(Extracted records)
────────────────────

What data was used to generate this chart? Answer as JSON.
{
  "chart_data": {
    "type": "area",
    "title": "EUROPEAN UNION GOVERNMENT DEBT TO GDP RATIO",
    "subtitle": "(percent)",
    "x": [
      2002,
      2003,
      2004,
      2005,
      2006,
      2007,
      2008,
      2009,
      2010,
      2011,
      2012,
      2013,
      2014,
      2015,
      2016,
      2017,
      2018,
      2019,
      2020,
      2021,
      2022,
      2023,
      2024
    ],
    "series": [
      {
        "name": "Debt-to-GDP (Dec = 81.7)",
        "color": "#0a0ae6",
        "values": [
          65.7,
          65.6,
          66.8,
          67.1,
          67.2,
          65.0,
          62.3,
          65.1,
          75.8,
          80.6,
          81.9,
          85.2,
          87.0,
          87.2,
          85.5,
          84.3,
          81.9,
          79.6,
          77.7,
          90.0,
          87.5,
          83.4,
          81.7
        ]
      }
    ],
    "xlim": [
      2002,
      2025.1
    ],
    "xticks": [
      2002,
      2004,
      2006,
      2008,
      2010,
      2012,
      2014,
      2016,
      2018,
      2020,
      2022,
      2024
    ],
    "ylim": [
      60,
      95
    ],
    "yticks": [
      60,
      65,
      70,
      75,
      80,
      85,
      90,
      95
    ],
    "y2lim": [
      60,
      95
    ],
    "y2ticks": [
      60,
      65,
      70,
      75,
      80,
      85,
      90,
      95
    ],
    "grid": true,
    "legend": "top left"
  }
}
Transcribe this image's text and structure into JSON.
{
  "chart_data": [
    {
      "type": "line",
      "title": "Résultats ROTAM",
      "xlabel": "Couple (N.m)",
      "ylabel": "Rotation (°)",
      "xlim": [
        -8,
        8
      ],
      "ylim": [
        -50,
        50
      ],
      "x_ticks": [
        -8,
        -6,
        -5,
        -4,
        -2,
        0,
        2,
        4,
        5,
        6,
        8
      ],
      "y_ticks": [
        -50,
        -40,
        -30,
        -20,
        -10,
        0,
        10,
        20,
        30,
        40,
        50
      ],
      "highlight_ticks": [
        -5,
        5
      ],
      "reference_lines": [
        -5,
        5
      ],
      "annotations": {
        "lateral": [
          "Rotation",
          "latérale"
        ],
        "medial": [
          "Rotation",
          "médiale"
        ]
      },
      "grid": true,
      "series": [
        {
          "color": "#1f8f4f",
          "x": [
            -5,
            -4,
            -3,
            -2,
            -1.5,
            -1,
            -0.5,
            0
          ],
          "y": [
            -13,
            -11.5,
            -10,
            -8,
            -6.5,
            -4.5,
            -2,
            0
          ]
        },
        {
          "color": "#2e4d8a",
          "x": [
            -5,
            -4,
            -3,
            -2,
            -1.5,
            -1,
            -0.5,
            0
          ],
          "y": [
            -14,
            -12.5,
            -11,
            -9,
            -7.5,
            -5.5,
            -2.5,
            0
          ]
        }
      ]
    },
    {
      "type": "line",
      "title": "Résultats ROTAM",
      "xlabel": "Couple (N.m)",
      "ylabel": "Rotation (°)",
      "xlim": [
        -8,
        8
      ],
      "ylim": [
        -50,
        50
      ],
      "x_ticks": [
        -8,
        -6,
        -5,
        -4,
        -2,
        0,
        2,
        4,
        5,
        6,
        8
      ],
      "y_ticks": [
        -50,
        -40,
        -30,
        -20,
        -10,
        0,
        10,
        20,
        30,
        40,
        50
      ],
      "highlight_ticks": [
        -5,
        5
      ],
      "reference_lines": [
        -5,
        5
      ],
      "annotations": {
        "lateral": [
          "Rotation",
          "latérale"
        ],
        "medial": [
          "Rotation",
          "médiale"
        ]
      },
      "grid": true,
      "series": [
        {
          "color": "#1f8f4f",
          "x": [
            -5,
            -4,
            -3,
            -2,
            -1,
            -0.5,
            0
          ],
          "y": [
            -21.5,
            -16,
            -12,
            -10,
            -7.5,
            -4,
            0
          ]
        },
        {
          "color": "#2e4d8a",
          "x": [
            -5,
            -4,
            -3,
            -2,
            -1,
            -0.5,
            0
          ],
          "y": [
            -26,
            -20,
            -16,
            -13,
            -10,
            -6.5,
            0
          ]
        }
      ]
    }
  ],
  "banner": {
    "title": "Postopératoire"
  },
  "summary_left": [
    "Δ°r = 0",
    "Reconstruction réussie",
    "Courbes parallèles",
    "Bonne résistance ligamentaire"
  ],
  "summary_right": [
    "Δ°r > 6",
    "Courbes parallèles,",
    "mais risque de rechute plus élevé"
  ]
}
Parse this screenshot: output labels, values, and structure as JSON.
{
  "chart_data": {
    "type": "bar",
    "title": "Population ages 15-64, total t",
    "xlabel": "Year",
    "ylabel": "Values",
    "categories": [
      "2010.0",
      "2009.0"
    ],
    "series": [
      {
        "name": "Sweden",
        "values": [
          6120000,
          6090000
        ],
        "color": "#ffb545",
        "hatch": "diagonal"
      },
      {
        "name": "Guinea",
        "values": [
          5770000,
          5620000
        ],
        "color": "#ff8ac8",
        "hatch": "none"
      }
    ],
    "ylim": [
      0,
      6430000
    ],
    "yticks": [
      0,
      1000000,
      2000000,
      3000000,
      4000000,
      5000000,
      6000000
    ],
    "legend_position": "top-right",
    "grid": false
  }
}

────────────────────

Extract each line of the listing above, copying it word for word.

Output for this exercise:
What data was used to generate this chart? Answer as JSON.
{
  "chart_data": {
    "type": "area",
    "title": "EUROPEAN UNION GOVERNMENT DEBT TO GDP RATIO",
    "subtitle": "(percent)",
    "x": [
      2002,
      2003,
      2004,
      2005,
      2006,
      2007,
      2008,
      2009,
      2010,
      2011,
      2012,
      2013,
      2014,
      2015,
      2016,
      2017,
      2018,
      2019,
      2020,
      2021,
      2022,
      2023,
      2024
    ],
    "series": [
      {
        "name": "Debt-to-GDP (Dec = 81.7)",
        "color": "#0a0ae6",
        "values": [
          65.7,
          65.6,
          66.8,
          67.1,
          67.2,
          65.0,
          62.3,
          65.1,
          75.8,
          80.6,
          81.9,
          85.2,
          87.0,
          87.2,
          85.5,
          84.3,
          81.9,
          79.6,
          77.7,
          90.0,
          87.5,
          83.4,
          81.7
        ]
      }
    ],
    "xlim": [
      2002,
      2025.1
    ],
    "xticks": [
      2002,
      2004,
      2006,
      2008,
      2010,
      2012,
      2014,
      2016,
      2018,
      2020,
      2022,
      2024
    ],
    "ylim": [
      60,
      95
    ],
    "yticks": [
      60,
      65,
      70,
      75,
      80,
      85,
      90,
      95
    ],
    "y2lim": [
      60,
      95
    ],
    "y2ticks": [
      60,
      65,
      70,
      75,
      80,
      85,
      90,
      95
    ],
    "grid": true,
    "legend": "top left"
  }
}
Transcribe this image's text and structure into JSON.
{
  "chart_data": [
    {
      "type": "line",
      "title": "Résultats ROTAM",
      "xlabel": "Couple (N.m)",
      "ylabel": "Rotation (°)",
      "xlim": [
        -8,
        8
      ],
      "ylim": [
        -50,
        50
      ],
      "x_ticks": [
        -8,
        -6,
        -5,
        -4,
        -2,
        0,
        2,
        4,
        5,
        6,
        8
      ],
      "y_ticks": [
        -50,
        -40,
        -30,
        -20,
        -10,
        0,
        10,
        20,
        30,
        40,
        50
      ],
      "highlight_ticks": [
        -5,
        5
      ],
      "reference_lines": [
        -5,
        5
      ],
      "annotations": {
        "lateral": [
          "Rotation",
          "latérale"
        ],
        "medial": [
          "Rotation",
          "médiale"
        ]
      },
      "grid": true,
      "series": [
        {
          "color": "#1f8f4f",
          "x": [
            -5,
            -4,
            -3,
            -2,
            -1.5,
            -1,
            -0.5,
            0
          ],
          "y": [
            -13,
            -11.5,
            -10,
            -8,
            -6.5,
            -4.5,
            -2,
            0
          ]
        },
        {
          "color": "#2e4d8a",
          "x": [
            -5,
            -4,
            -3,
            -2,
            -1.5,
            -1,
            -0.5,
            0
          ],
          "y": [
            -14,
            -12.5,
            -11,
            -9,
            -7.5,
            -5.5,
            -2.5,
            0
          ]
        }
      ]
    },
    {
      "type": "line",
      "title": "Résultats ROTAM",
      "xlabel": "Couple (N.m)",
      "ylabel": "Rotation (°)",
      "xlim": [
        -8,
        8
      ],
      "ylim": [
        -50,
        50
      ],
      "x_ticks": [
        -8,
        -6,
        -5,
        -4,
        -2,
        0,
        2,
        4,
        5,
        6,
        8
      ],
      "y_ticks": [
        -50,
        -40,
        -30,
        -20,
        -10,
        0,
        10,
        20,
        30,
        40,
        50
      ],
      "highlight_ticks": [
        -5,
        5
      ],
      "reference_lines": [
        -5,
        5
      ],
      "annotations": {
        "lateral": [
          "Rotation",
          "latérale"
        ],
        "medial": [
          "Rotation",
          "médiale"
        ]
      },
      "grid": true,
      "series": [
        {
          "color": "#1f8f4f",
          "x": [
            -5,
            -4,
            -3,
            -2,
            -1,
            -0.5,
            0
          ],
          "y": [
            -21.5,
            -16,
            -12,
            -10,
            -7.5,
            -4,
            0
          ]
        },
        {
          "color": "#2e4d8a",
          "x": [
            -5,
            -4,
            -3,
            -2,
            -1,
            -0.5,
            0
          ],
          "y": [
            -26,
            -20,
            -16,
            -13,
            -10,
            -6.5,
            0
          ]
        }
      ]
    }
  ],
  "banner": {
    "title": "Postopératoire"
  },
  "summary_left": [
    "Δ°r = 0",
    "Reconstruction réussie",
    "Courbes parallèles",
    "Bonne résistance ligamentaire"
  ],
  "summary_right": [
    "Δ°r > 6",
    "Courbes parallèles,",
    "mais risque de rechute plus élevé"
  ]
}
Parse this screenshot: output labels, values, and structure as JSON.
{
  "chart_data": {
    "type": "bar",
    "title": "Population ages 15-64, total t",
    "xlabel": "Year",
    "ylabel": "Values",
    "categories": [
      "2010.0",
      "2009.0"
    ],
    "series": [
      {
        "name": "Sweden",
        "values": [
          6120000,
          6090000
        ],
        "color": "#ffb545",
        "hatch": "diagonal"
      },
      {
        "name": "Guinea",
        "values": [
          5770000,
          5620000
        ],
        "color": "#ff8ac8",
        "hatch": "none"
      }
    ],
    "ylim": [
      0,
      6430000
    ],
    "yticks": [
      0,
      1000000,
      2000000,
      3000000,
      4000000,
      5000000,
      6000000
    ],
    "legend_position": "top-right",
    "grid": false
  }
}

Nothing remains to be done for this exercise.